Your task:
Without the pictures, return all of the material exactly as written.

* Start *

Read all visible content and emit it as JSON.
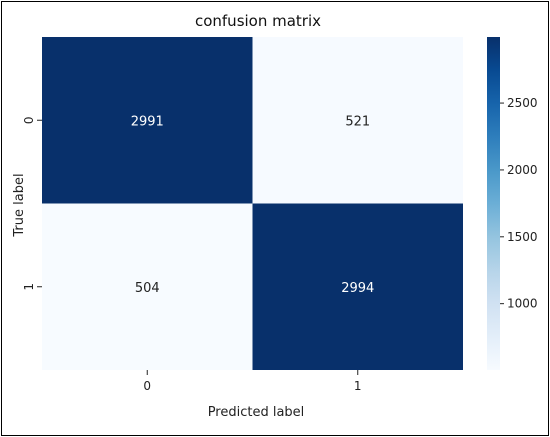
{
  "chart_data": {
    "type": "heatmap",
    "title": "confusion matrix",
    "xlabel": "Predicted label",
    "ylabel": "True label",
    "x_categories": [
      "0",
      "1"
    ],
    "y_categories": [
      "0",
      "1"
    ],
    "values": [
      [
        2991,
        521
      ],
      [
        504,
        2994
      ]
    ],
    "colorbar": {
      "ticks": [
        1000,
        1500,
        2000,
        2500
      ],
      "range": [
        504,
        2994
      ],
      "colormap": "Blues",
      "low_color": "#f7fbff",
      "high_color": "#08306b"
    },
    "grid": false
  }
}
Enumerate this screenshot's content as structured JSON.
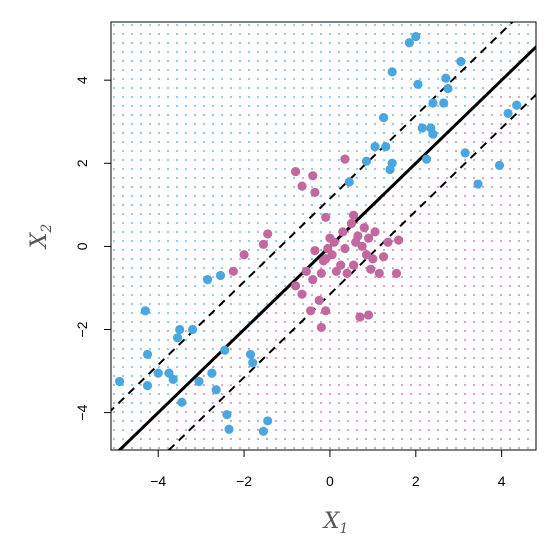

* End *

Exercise solution:
Read all visible content and emit it as JSON.
{
  "chart_data": {
    "type": "heatmap",
    "title": "confusion matrix",
    "xlabel": "Predicted label",
    "ylabel": "True label",
    "x_categories": [
      "0",
      "1"
    ],
    "y_categories": [
      "0",
      "1"
    ],
    "values": [
      [
        2991,
        521
      ],
      [
        504,
        2994
      ]
    ],
    "colorbar": {
      "ticks": [
        1000,
        1500,
        2000,
        2500
      ],
      "range": [
        504,
        2994
      ],
      "colormap": "Blues",
      "low_color": "#f7fbff",
      "high_color": "#08306b"
    },
    "grid": false
  }
}
Enumerate this screenshot's content as structured JSON.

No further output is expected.